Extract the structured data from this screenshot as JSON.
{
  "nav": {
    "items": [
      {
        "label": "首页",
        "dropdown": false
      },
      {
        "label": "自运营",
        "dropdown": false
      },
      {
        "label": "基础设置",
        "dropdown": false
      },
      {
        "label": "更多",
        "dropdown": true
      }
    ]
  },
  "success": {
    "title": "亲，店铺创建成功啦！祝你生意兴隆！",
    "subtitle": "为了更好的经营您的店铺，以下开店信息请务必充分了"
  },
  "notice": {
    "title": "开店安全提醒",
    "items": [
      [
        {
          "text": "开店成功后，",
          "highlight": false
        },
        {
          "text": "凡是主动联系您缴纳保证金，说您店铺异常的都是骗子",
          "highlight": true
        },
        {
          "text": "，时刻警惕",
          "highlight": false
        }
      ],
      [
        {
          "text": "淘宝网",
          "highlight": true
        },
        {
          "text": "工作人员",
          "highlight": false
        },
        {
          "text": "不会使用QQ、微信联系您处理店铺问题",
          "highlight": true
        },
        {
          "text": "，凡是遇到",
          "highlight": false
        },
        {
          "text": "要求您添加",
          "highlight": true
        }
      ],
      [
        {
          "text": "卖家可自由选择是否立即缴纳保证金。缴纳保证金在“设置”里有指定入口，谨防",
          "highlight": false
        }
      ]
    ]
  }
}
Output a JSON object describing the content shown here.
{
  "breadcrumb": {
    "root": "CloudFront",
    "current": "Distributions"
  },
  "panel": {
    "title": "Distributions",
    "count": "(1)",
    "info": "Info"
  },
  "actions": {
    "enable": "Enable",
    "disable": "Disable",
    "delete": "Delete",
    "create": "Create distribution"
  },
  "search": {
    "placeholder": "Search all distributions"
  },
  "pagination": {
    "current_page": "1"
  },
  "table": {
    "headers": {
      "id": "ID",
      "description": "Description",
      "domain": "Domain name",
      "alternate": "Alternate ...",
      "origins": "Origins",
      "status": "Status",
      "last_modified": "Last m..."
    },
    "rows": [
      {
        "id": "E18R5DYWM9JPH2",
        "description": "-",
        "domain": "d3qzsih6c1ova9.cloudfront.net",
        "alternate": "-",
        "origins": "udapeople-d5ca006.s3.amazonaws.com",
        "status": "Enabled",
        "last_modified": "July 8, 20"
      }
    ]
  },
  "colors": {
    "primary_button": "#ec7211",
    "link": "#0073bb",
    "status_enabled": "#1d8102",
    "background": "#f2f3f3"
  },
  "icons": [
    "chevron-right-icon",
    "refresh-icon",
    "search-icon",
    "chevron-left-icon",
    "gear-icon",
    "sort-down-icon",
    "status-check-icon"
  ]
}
------------------------------------------------------------
Required work — Reproduce all data above, unchanged.

Exercise output —
Extract the structured data from this screenshot as JSON.
{
  "nav": {
    "items": [
      {
        "label": "首页",
        "dropdown": false
      },
      {
        "label": "自运营",
        "dropdown": false
      },
      {
        "label": "基础设置",
        "dropdown": false
      },
      {
        "label": "更多",
        "dropdown": true
      }
    ]
  },
  "success": {
    "title": "亲，店铺创建成功啦！祝你生意兴隆！",
    "subtitle": "为了更好的经营您的店铺，以下开店信息请务必充分了"
  },
  "notice": {
    "title": "开店安全提醒",
    "items": [
      [
        {
          "text": "开店成功后，",
          "highlight": false
        },
        {
          "text": "凡是主动联系您缴纳保证金，说您店铺异常的都是骗子",
          "highlight": true
        },
        {
          "text": "，时刻警惕",
          "highlight": false
        }
      ],
      [
        {
          "text": "淘宝网",
          "highlight": true
        },
        {
          "text": "工作人员",
          "highlight": false
        },
        {
          "text": "不会使用QQ、微信联系您处理店铺问题",
          "highlight": true
        },
        {
          "text": "，凡是遇到",
          "highlight": false
        },
        {
          "text": "要求您添加",
          "highlight": true
        }
      ],
      [
        {
          "text": "卖家可自由选择是否立即缴纳保证金。缴纳保证金在“设置”里有指定入口，谨防",
          "highlight": false
        }
      ]
    ]
  }
}
Output a JSON object describing the content shown here.
{
  "breadcrumb": {
    "root": "CloudFront",
    "current": "Distributions"
  },
  "panel": {
    "title": "Distributions",
    "count": "(1)",
    "info": "Info"
  },
  "actions": {
    "enable": "Enable",
    "disable": "Disable",
    "delete": "Delete",
    "create": "Create distribution"
  },
  "search": {
    "placeholder": "Search all distributions"
  },
  "pagination": {
    "current_page": "1"
  },
  "table": {
    "headers": {
      "id": "ID",
      "description": "Description",
      "domain": "Domain name",
      "alternate": "Alternate ...",
      "origins": "Origins",
      "status": "Status",
      "last_modified": "Last m..."
    },
    "rows": [
      {
        "id": "E18R5DYWM9JPH2",
        "description": "-",
        "domain": "d3qzsih6c1ova9.cloudfront.net",
        "alternate": "-",
        "origins": "udapeople-d5ca006.s3.amazonaws.com",
        "status": "Enabled",
        "last_modified": "July 8, 20"
      }
    ]
  },
  "colors": {
    "primary_button": "#ec7211",
    "link": "#0073bb",
    "status_enabled": "#1d8102",
    "background": "#f2f3f3"
  },
  "icons": [
    "chevron-right-icon",
    "refresh-icon",
    "search-icon",
    "chevron-left-icon",
    "gear-icon",
    "sort-down-icon",
    "status-check-icon"
  ]
}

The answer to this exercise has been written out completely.